**SHORT EXERCISE:** Restate the listing that follows word for word, without its pictures.

**DATA SUPPLIED:**
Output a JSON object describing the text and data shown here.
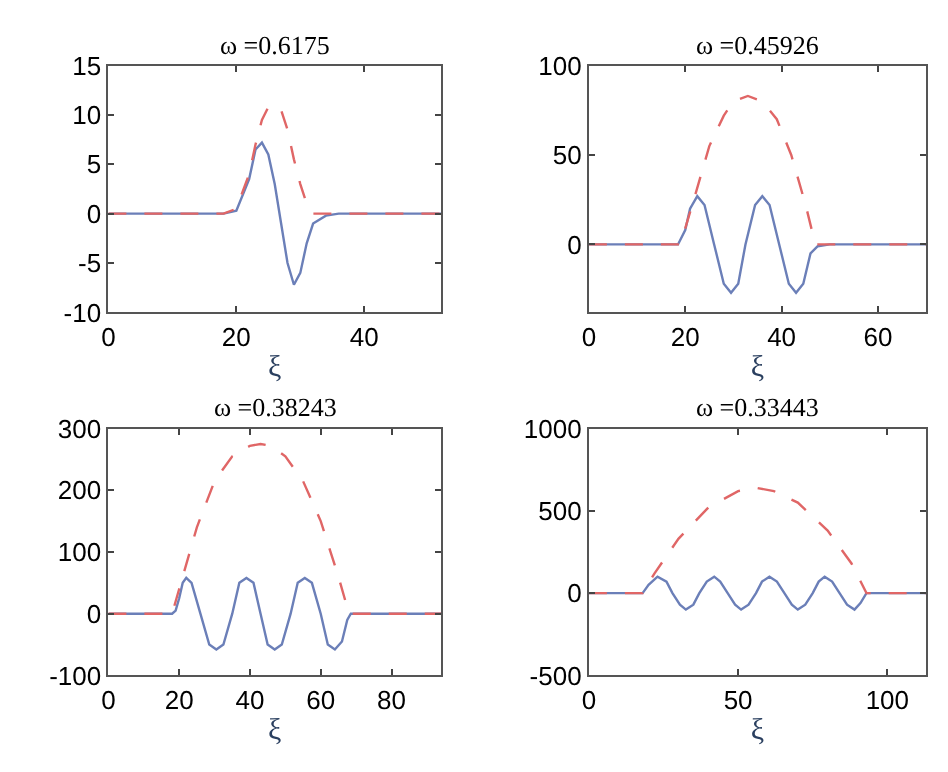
{
  "chart_data": [
    {
      "type": "line",
      "title": "ω =0.6175",
      "xlabel": "ξ",
      "xlim": [
        0,
        52
      ],
      "ylim": [
        -10,
        15
      ],
      "xticks": [
        0,
        20,
        40
      ],
      "yticks": [
        -10,
        -5,
        0,
        5,
        10,
        15
      ],
      "marker": "none",
      "series": [
        {
          "color": "#6b7fb8",
          "line_style": "solid",
          "x": [
            0,
            18,
            20,
            22,
            23,
            24,
            25,
            26,
            27,
            28,
            29,
            30,
            31,
            32,
            34,
            36,
            52
          ],
          "values": [
            0,
            0,
            0.3,
            3.5,
            6.5,
            7.2,
            6,
            3,
            -1,
            -5,
            -7.2,
            -6,
            -3,
            -1,
            -0.2,
            0,
            0
          ]
        },
        {
          "color": "#e06666",
          "line_style": "dashed",
          "x": [
            0,
            18,
            20,
            22,
            23,
            24,
            25,
            26,
            27,
            28,
            29,
            30,
            31,
            32,
            52
          ],
          "values": [
            0,
            0,
            0.5,
            4,
            7,
            9.5,
            10.8,
            11,
            10.5,
            8.5,
            5.5,
            3,
            1,
            0,
            0
          ]
        }
      ]
    },
    {
      "type": "line",
      "title": "ω =0.45926",
      "xlabel": "ξ",
      "xlim": [
        0,
        70
      ],
      "ylim": [
        -38,
        100
      ],
      "xticks": [
        0,
        20,
        40,
        60
      ],
      "yticks": [
        0,
        50,
        100
      ],
      "marker": "none",
      "series": [
        {
          "color": "#6b7fb8",
          "line_style": "solid",
          "x": [
            0,
            18.5,
            20,
            21,
            22.5,
            24,
            26,
            28,
            29.5,
            31,
            32.5,
            34.5,
            36,
            37.5,
            39.5,
            41.5,
            43,
            44.5,
            46,
            47.5,
            50,
            70
          ],
          "values": [
            0,
            0,
            8,
            20,
            27,
            22,
            0,
            -22,
            -27,
            -22,
            0,
            22,
            27,
            22,
            0,
            -22,
            -27,
            -22,
            -5,
            -1,
            0,
            0
          ]
        },
        {
          "color": "#e06666",
          "line_style": "dashed",
          "x": [
            0,
            19,
            22,
            25,
            28,
            30,
            33,
            36,
            39,
            42,
            45,
            47,
            70
          ],
          "values": [
            0,
            0,
            27,
            55,
            72,
            80,
            83,
            80,
            70,
            50,
            22,
            0,
            0
          ]
        }
      ]
    },
    {
      "type": "line",
      "title": "ω =0.38243",
      "xlabel": "ξ",
      "xlim": [
        0,
        94
      ],
      "ylim": [
        -100,
        300
      ],
      "xticks": [
        0,
        20,
        40,
        60,
        80
      ],
      "yticks": [
        -100,
        0,
        100,
        200,
        300
      ],
      "marker": "none",
      "series": [
        {
          "color": "#6b7fb8",
          "line_style": "solid",
          "x": [
            0,
            18,
            19,
            20,
            21,
            22,
            23.5,
            26,
            28.5,
            30.5,
            32.5,
            35,
            37,
            39,
            41,
            43,
            45,
            47,
            49,
            51.5,
            53.5,
            55.5,
            57.5,
            60,
            62,
            64,
            66,
            67.5,
            68.5,
            94
          ],
          "values": [
            0,
            0,
            5,
            25,
            50,
            58,
            50,
            0,
            -50,
            -58,
            -50,
            0,
            50,
            58,
            50,
            0,
            -50,
            -58,
            -50,
            0,
            50,
            58,
            50,
            0,
            -50,
            -58,
            -45,
            -10,
            0,
            0
          ]
        },
        {
          "color": "#e06666",
          "line_style": "dashed",
          "x": [
            0,
            18,
            20,
            25,
            30,
            35,
            40,
            43,
            46,
            50,
            55,
            60,
            65,
            68,
            94
          ],
          "values": [
            0,
            0,
            40,
            140,
            215,
            255,
            272,
            275,
            272,
            255,
            215,
            150,
            60,
            0,
            0
          ]
        }
      ]
    },
    {
      "type": "line",
      "title": "ω =0.33443",
      "xlabel": "ξ",
      "xlim": [
        0,
        113
      ],
      "ylim": [
        -500,
        1000
      ],
      "xticks": [
        0,
        50,
        100
      ],
      "yticks": [
        -500,
        0,
        500,
        1000
      ],
      "marker": "none",
      "series": [
        {
          "color": "#6b7fb8",
          "line_style": "solid",
          "x": [
            0,
            18,
            20,
            23,
            26,
            28,
            30.5,
            32.5,
            35,
            37,
            39.5,
            42,
            44,
            46.5,
            49,
            51,
            53.5,
            56,
            58,
            60.5,
            63,
            65.5,
            68,
            70,
            72.5,
            75,
            77,
            79,
            81.5,
            84,
            86.5,
            89,
            91,
            93,
            113
          ],
          "values": [
            0,
            0,
            50,
            100,
            70,
            0,
            -70,
            -100,
            -70,
            0,
            70,
            100,
            70,
            0,
            -70,
            -100,
            -70,
            0,
            70,
            100,
            70,
            0,
            -70,
            -100,
            -70,
            0,
            70,
            100,
            70,
            0,
            -70,
            -100,
            -60,
            0,
            0
          ]
        },
        {
          "color": "#e06666",
          "line_style": "dashed",
          "x": [
            0,
            18,
            22,
            30,
            40,
            50,
            56,
            62,
            70,
            80,
            88,
            93,
            113
          ],
          "values": [
            0,
            0,
            120,
            330,
            520,
            620,
            640,
            620,
            550,
            380,
            180,
            0,
            0
          ]
        }
      ]
    }
  ]
}
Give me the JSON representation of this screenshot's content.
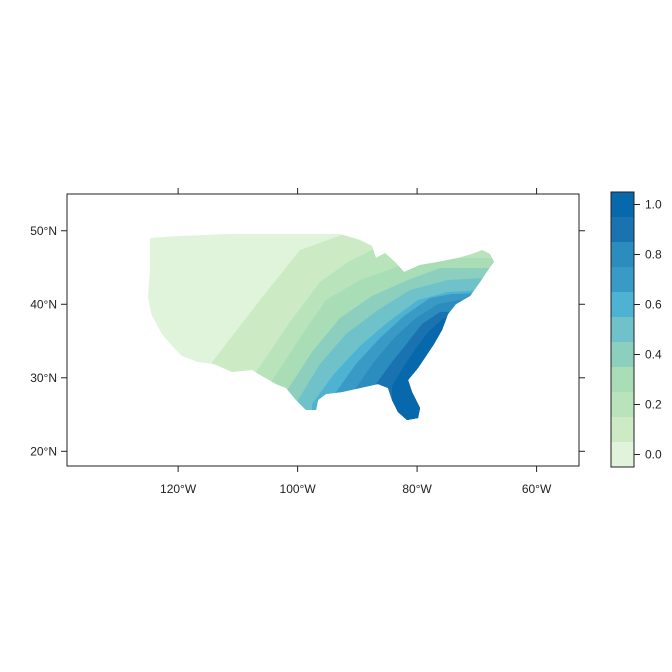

**RIGHT ANSWER:**
Output a JSON object describing the text and data shown here.
{
  "chart_data": [
    {
      "type": "line",
      "title": "ω =0.6175",
      "xlabel": "ξ",
      "xlim": [
        0,
        52
      ],
      "ylim": [
        -10,
        15
      ],
      "xticks": [
        0,
        20,
        40
      ],
      "yticks": [
        -10,
        -5,
        0,
        5,
        10,
        15
      ],
      "marker": "none",
      "series": [
        {
          "color": "#6b7fb8",
          "line_style": "solid",
          "x": [
            0,
            18,
            20,
            22,
            23,
            24,
            25,
            26,
            27,
            28,
            29,
            30,
            31,
            32,
            34,
            36,
            52
          ],
          "values": [
            0,
            0,
            0.3,
            3.5,
            6.5,
            7.2,
            6,
            3,
            -1,
            -5,
            -7.2,
            -6,
            -3,
            -1,
            -0.2,
            0,
            0
          ]
        },
        {
          "color": "#e06666",
          "line_style": "dashed",
          "x": [
            0,
            18,
            20,
            22,
            23,
            24,
            25,
            26,
            27,
            28,
            29,
            30,
            31,
            32,
            52
          ],
          "values": [
            0,
            0,
            0.5,
            4,
            7,
            9.5,
            10.8,
            11,
            10.5,
            8.5,
            5.5,
            3,
            1,
            0,
            0
          ]
        }
      ]
    },
    {
      "type": "line",
      "title": "ω =0.45926",
      "xlabel": "ξ",
      "xlim": [
        0,
        70
      ],
      "ylim": [
        -38,
        100
      ],
      "xticks": [
        0,
        20,
        40,
        60
      ],
      "yticks": [
        0,
        50,
        100
      ],
      "marker": "none",
      "series": [
        {
          "color": "#6b7fb8",
          "line_style": "solid",
          "x": [
            0,
            18.5,
            20,
            21,
            22.5,
            24,
            26,
            28,
            29.5,
            31,
            32.5,
            34.5,
            36,
            37.5,
            39.5,
            41.5,
            43,
            44.5,
            46,
            47.5,
            50,
            70
          ],
          "values": [
            0,
            0,
            8,
            20,
            27,
            22,
            0,
            -22,
            -27,
            -22,
            0,
            22,
            27,
            22,
            0,
            -22,
            -27,
            -22,
            -5,
            -1,
            0,
            0
          ]
        },
        {
          "color": "#e06666",
          "line_style": "dashed",
          "x": [
            0,
            19,
            22,
            25,
            28,
            30,
            33,
            36,
            39,
            42,
            45,
            47,
            70
          ],
          "values": [
            0,
            0,
            27,
            55,
            72,
            80,
            83,
            80,
            70,
            50,
            22,
            0,
            0
          ]
        }
      ]
    },
    {
      "type": "line",
      "title": "ω =0.38243",
      "xlabel": "ξ",
      "xlim": [
        0,
        94
      ],
      "ylim": [
        -100,
        300
      ],
      "xticks": [
        0,
        20,
        40,
        60,
        80
      ],
      "yticks": [
        -100,
        0,
        100,
        200,
        300
      ],
      "marker": "none",
      "series": [
        {
          "color": "#6b7fb8",
          "line_style": "solid",
          "x": [
            0,
            18,
            19,
            20,
            21,
            22,
            23.5,
            26,
            28.5,
            30.5,
            32.5,
            35,
            37,
            39,
            41,
            43,
            45,
            47,
            49,
            51.5,
            53.5,
            55.5,
            57.5,
            60,
            62,
            64,
            66,
            67.5,
            68.5,
            94
          ],
          "values": [
            0,
            0,
            5,
            25,
            50,
            58,
            50,
            0,
            -50,
            -58,
            -50,
            0,
            50,
            58,
            50,
            0,
            -50,
            -58,
            -50,
            0,
            50,
            58,
            50,
            0,
            -50,
            -58,
            -45,
            -10,
            0,
            0
          ]
        },
        {
          "color": "#e06666",
          "line_style": "dashed",
          "x": [
            0,
            18,
            20,
            25,
            30,
            35,
            40,
            43,
            46,
            50,
            55,
            60,
            65,
            68,
            94
          ],
          "values": [
            0,
            0,
            40,
            140,
            215,
            255,
            272,
            275,
            272,
            255,
            215,
            150,
            60,
            0,
            0
          ]
        }
      ]
    },
    {
      "type": "line",
      "title": "ω =0.33443",
      "xlabel": "ξ",
      "xlim": [
        0,
        113
      ],
      "ylim": [
        -500,
        1000
      ],
      "xticks": [
        0,
        50,
        100
      ],
      "yticks": [
        -500,
        0,
        500,
        1000
      ],
      "marker": "none",
      "series": [
        {
          "color": "#6b7fb8",
          "line_style": "solid",
          "x": [
            0,
            18,
            20,
            23,
            26,
            28,
            30.5,
            32.5,
            35,
            37,
            39.5,
            42,
            44,
            46.5,
            49,
            51,
            53.5,
            56,
            58,
            60.5,
            63,
            65.5,
            68,
            70,
            72.5,
            75,
            77,
            79,
            81.5,
            84,
            86.5,
            89,
            91,
            93,
            113
          ],
          "values": [
            0,
            0,
            50,
            100,
            70,
            0,
            -70,
            -100,
            -70,
            0,
            70,
            100,
            70,
            0,
            -70,
            -100,
            -70,
            0,
            70,
            100,
            70,
            0,
            -70,
            -100,
            -70,
            0,
            70,
            100,
            70,
            0,
            -70,
            -100,
            -60,
            0,
            0
          ]
        },
        {
          "color": "#e06666",
          "line_style": "dashed",
          "x": [
            0,
            18,
            22,
            30,
            40,
            50,
            56,
            62,
            70,
            80,
            88,
            93,
            113
          ],
          "values": [
            0,
            0,
            120,
            330,
            520,
            620,
            640,
            620,
            550,
            380,
            180,
            0,
            0
          ]
        }
      ]
    }
  ]
}
Give me the JSON representation of this screenshot's content.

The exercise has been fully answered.